- [CHALLENGE] Your task is to transcribe all the entries exactly, excluding pictures.

□ □ □ □ □ □ □

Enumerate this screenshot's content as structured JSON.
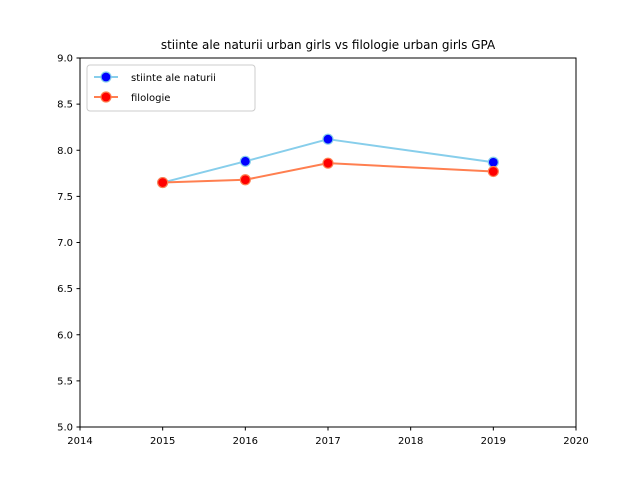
{
  "chart_data": {
    "type": "line",
    "title": "stiinte ale naturii urban girls vs filologie urban girls GPA",
    "xlabel": "",
    "ylabel": "",
    "xlim": [
      2014,
      2020
    ],
    "ylim": [
      5.0,
      9.0
    ],
    "x_ticks": [
      "2014",
      "2015",
      "2016",
      "2017",
      "2018",
      "2019",
      "2020"
    ],
    "y_ticks": [
      "5.0",
      "5.5",
      "6.0",
      "6.5",
      "7.0",
      "7.5",
      "8.0",
      "8.5",
      "9.0"
    ],
    "grid": false,
    "legend_position": "upper-left",
    "series": [
      {
        "name": "stiinte ale naturii",
        "x": [
          2015,
          2016,
          2017,
          2019
        ],
        "values": [
          7.65,
          7.88,
          8.12,
          7.87
        ],
        "line_color": "#87ceeb",
        "marker_color": "#0000ff"
      },
      {
        "name": "filologie",
        "x": [
          2015,
          2016,
          2017,
          2019
        ],
        "values": [
          7.65,
          7.68,
          7.86,
          7.77
        ],
        "line_color": "#ff7f50",
        "marker_color": "#ff0000"
      }
    ]
  }
}
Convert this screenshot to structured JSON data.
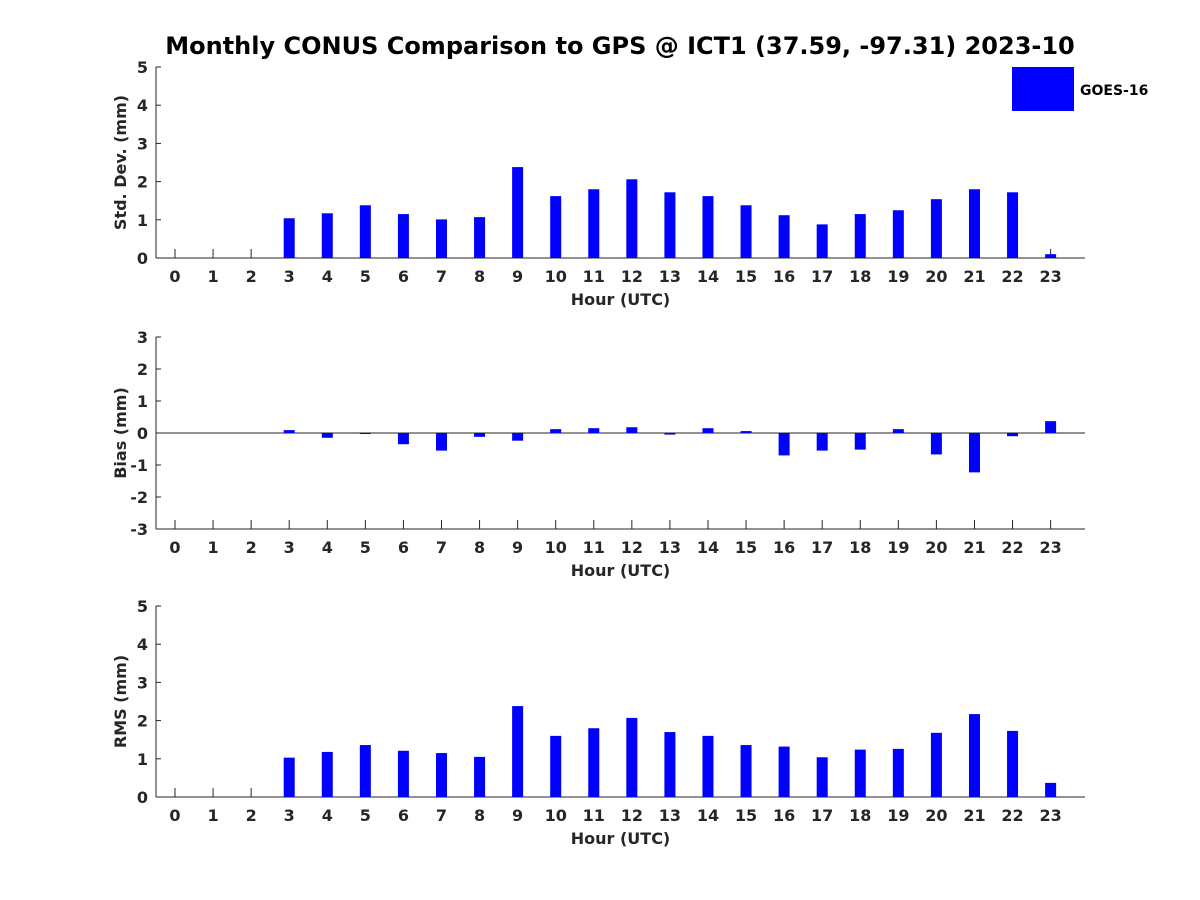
{
  "chart_data": {
    "title": "Monthly CONUS Comparison to GPS @ ICT1 (37.59, -97.31) 2023-10",
    "type": "bar",
    "legend": {
      "placement": "top-right",
      "entries": [
        "GOES-16"
      ]
    },
    "series_color": "#0000ff",
    "categories": [
      "0",
      "1",
      "2",
      "3",
      "4",
      "5",
      "6",
      "7",
      "8",
      "9",
      "10",
      "11",
      "12",
      "13",
      "14",
      "15",
      "16",
      "17",
      "18",
      "19",
      "20",
      "21",
      "22",
      "23"
    ],
    "panels": [
      {
        "type": "bar",
        "series_name": "GOES-16",
        "xlabel": "Hour (UTC)",
        "ylabel": "Std. Dev. (mm)",
        "ylim": [
          0,
          5
        ],
        "yticks": [
          "0",
          "1",
          "2",
          "3",
          "4",
          "5"
        ],
        "values": [
          null,
          null,
          null,
          1.04,
          1.17,
          1.38,
          1.15,
          1.01,
          1.07,
          2.38,
          1.62,
          1.8,
          2.06,
          1.72,
          1.62,
          1.38,
          1.12,
          0.88,
          1.15,
          1.25,
          1.54,
          1.8,
          1.72,
          0.1
        ]
      },
      {
        "type": "bar",
        "series_name": "GOES-16",
        "xlabel": "Hour (UTC)",
        "ylabel": "Bias (mm)",
        "ylim": [
          -3,
          3
        ],
        "yticks": [
          "-3",
          "-2",
          "-1",
          "0",
          "1",
          "2",
          "3"
        ],
        "values": [
          null,
          null,
          null,
          0.09,
          -0.15,
          -0.02,
          -0.35,
          -0.55,
          -0.12,
          -0.24,
          0.12,
          0.15,
          0.18,
          -0.05,
          0.15,
          0.06,
          -0.7,
          -0.55,
          -0.52,
          0.12,
          -0.67,
          -1.23,
          -0.1,
          0.37
        ]
      },
      {
        "type": "bar",
        "series_name": "GOES-16",
        "xlabel": "Hour (UTC)",
        "ylabel": "RMS (mm)",
        "ylim": [
          0,
          5
        ],
        "yticks": [
          "0",
          "1",
          "2",
          "3",
          "4",
          "5"
        ],
        "values": [
          null,
          null,
          null,
          1.03,
          1.18,
          1.36,
          1.21,
          1.15,
          1.05,
          2.38,
          1.6,
          1.8,
          2.07,
          1.7,
          1.6,
          1.36,
          1.32,
          1.04,
          1.24,
          1.26,
          1.68,
          2.17,
          1.73,
          0.37
        ]
      }
    ]
  }
}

□ □ □ □ □ □ □

- [OUTPUT OF THE EXERCISE]
Enumerate this screenshot's content as structured JSON.
{
  "chart_data": {
    "type": "line",
    "title": "stiinte ale naturii urban girls vs filologie urban girls GPA",
    "xlabel": "",
    "ylabel": "",
    "xlim": [
      2014,
      2020
    ],
    "ylim": [
      5.0,
      9.0
    ],
    "x_ticks": [
      "2014",
      "2015",
      "2016",
      "2017",
      "2018",
      "2019",
      "2020"
    ],
    "y_ticks": [
      "5.0",
      "5.5",
      "6.0",
      "6.5",
      "7.0",
      "7.5",
      "8.0",
      "8.5",
      "9.0"
    ],
    "grid": false,
    "legend_position": "upper-left",
    "series": [
      {
        "name": "stiinte ale naturii",
        "x": [
          2015,
          2016,
          2017,
          2019
        ],
        "values": [
          7.65,
          7.88,
          8.12,
          7.87
        ],
        "line_color": "#87ceeb",
        "marker_color": "#0000ff"
      },
      {
        "name": "filologie",
        "x": [
          2015,
          2016,
          2017,
          2019
        ],
        "values": [
          7.65,
          7.68,
          7.86,
          7.77
        ],
        "line_color": "#ff7f50",
        "marker_color": "#ff0000"
      }
    ]
  }
}
Convert this screenshot to structured JSON data.
{
  "chart_data": {
    "title": "Monthly CONUS Comparison to GPS @ ICT1 (37.59, -97.31) 2023-10",
    "type": "bar",
    "legend": {
      "placement": "top-right",
      "entries": [
        "GOES-16"
      ]
    },
    "series_color": "#0000ff",
    "categories": [
      "0",
      "1",
      "2",
      "3",
      "4",
      "5",
      "6",
      "7",
      "8",
      "9",
      "10",
      "11",
      "12",
      "13",
      "14",
      "15",
      "16",
      "17",
      "18",
      "19",
      "20",
      "21",
      "22",
      "23"
    ],
    "panels": [
      {
        "type": "bar",
        "series_name": "GOES-16",
        "xlabel": "Hour (UTC)",
        "ylabel": "Std. Dev. (mm)",
        "ylim": [
          0,
          5
        ],
        "yticks": [
          "0",
          "1",
          "2",
          "3",
          "4",
          "5"
        ],
        "values": [
          null,
          null,
          null,
          1.04,
          1.17,
          1.38,
          1.15,
          1.01,
          1.07,
          2.38,
          1.62,
          1.8,
          2.06,
          1.72,
          1.62,
          1.38,
          1.12,
          0.88,
          1.15,
          1.25,
          1.54,
          1.8,
          1.72,
          0.1
        ]
      },
      {
        "type": "bar",
        "series_name": "GOES-16",
        "xlabel": "Hour (UTC)",
        "ylabel": "Bias (mm)",
        "ylim": [
          -3,
          3
        ],
        "yticks": [
          "-3",
          "-2",
          "-1",
          "0",
          "1",
          "2",
          "3"
        ],
        "values": [
          null,
          null,
          null,
          0.09,
          -0.15,
          -0.02,
          -0.35,
          -0.55,
          -0.12,
          -0.24,
          0.12,
          0.15,
          0.18,
          -0.05,
          0.15,
          0.06,
          -0.7,
          -0.55,
          -0.52,
          0.12,
          -0.67,
          -1.23,
          -0.1,
          0.37
        ]
      },
      {
        "type": "bar",
        "series_name": "GOES-16",
        "xlabel": "Hour (UTC)",
        "ylabel": "RMS (mm)",
        "ylim": [
          0,
          5
        ],
        "yticks": [
          "0",
          "1",
          "2",
          "3",
          "4",
          "5"
        ],
        "values": [
          null,
          null,
          null,
          1.03,
          1.18,
          1.36,
          1.21,
          1.15,
          1.05,
          2.38,
          1.6,
          1.8,
          2.07,
          1.7,
          1.6,
          1.36,
          1.32,
          1.04,
          1.24,
          1.26,
          1.68,
          2.17,
          1.73,
          0.37
        ]
      }
    ]
  }
}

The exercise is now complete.